#### [Data supplied]
-------------------------

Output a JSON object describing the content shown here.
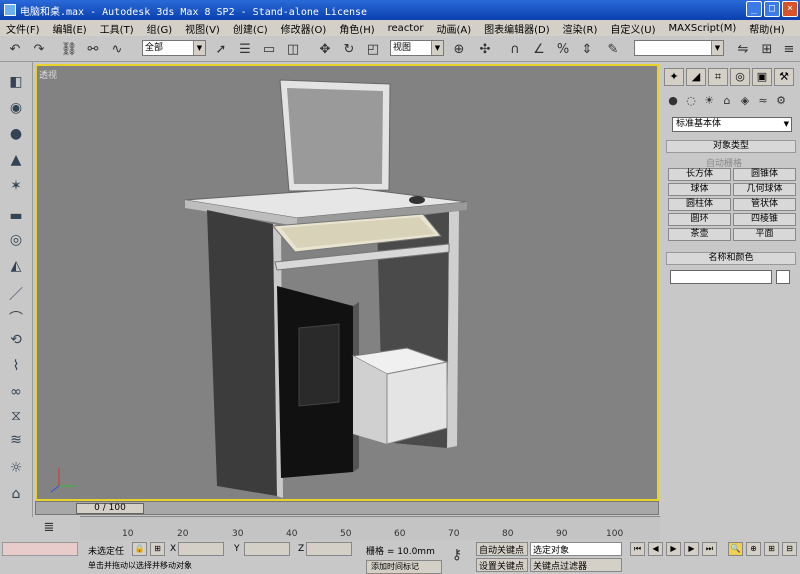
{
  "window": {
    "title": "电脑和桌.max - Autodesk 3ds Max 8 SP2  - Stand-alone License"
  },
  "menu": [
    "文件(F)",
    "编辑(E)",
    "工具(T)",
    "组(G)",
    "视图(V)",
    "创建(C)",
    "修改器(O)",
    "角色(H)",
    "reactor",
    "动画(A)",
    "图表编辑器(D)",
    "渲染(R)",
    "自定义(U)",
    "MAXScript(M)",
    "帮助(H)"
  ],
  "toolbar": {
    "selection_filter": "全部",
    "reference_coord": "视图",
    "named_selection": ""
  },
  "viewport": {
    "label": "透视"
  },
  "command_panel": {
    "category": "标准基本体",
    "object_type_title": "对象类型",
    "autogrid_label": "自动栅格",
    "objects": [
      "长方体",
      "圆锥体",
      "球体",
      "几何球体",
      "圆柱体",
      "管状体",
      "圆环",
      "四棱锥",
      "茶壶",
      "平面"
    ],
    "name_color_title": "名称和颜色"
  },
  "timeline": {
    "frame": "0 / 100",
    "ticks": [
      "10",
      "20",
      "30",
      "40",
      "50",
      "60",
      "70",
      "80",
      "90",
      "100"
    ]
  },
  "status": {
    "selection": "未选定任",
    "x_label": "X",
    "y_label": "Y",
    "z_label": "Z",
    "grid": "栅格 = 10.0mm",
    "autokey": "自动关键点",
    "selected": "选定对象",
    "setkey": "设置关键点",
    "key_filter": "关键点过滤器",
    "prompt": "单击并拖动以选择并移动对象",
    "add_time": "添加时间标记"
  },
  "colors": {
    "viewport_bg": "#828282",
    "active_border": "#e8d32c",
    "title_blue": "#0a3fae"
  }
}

-------------------------

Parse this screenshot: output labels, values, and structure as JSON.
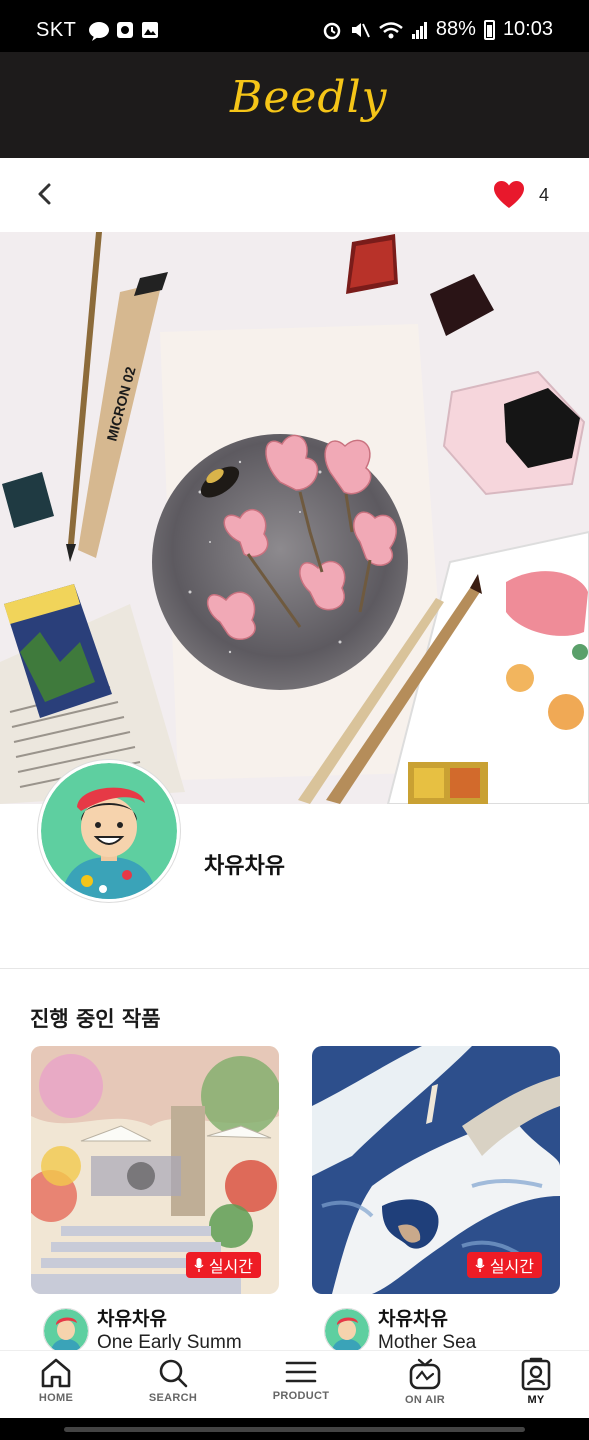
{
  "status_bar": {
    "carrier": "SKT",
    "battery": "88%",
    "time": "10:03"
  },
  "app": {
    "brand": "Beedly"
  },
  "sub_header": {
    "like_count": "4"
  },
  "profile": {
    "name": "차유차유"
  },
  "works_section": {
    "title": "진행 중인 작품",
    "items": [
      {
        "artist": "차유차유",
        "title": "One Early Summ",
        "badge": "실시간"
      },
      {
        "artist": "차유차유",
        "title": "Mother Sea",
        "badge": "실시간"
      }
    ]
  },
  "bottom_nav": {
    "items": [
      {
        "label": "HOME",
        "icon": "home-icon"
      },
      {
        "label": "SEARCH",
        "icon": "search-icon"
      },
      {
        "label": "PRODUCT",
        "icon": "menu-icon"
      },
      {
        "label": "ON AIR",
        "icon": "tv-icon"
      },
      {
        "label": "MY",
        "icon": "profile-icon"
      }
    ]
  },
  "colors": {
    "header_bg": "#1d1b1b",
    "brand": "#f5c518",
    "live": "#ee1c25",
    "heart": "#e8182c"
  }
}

-------------------------

#### [Aim]
From the listing above, collect every line that mentions the word "icon".

#### [Exercise solution]
        "icon": "home-icon"
        "icon": "search-icon"
        "icon": "menu-icon"
        "icon": "tv-icon"
        "icon": "profile-icon"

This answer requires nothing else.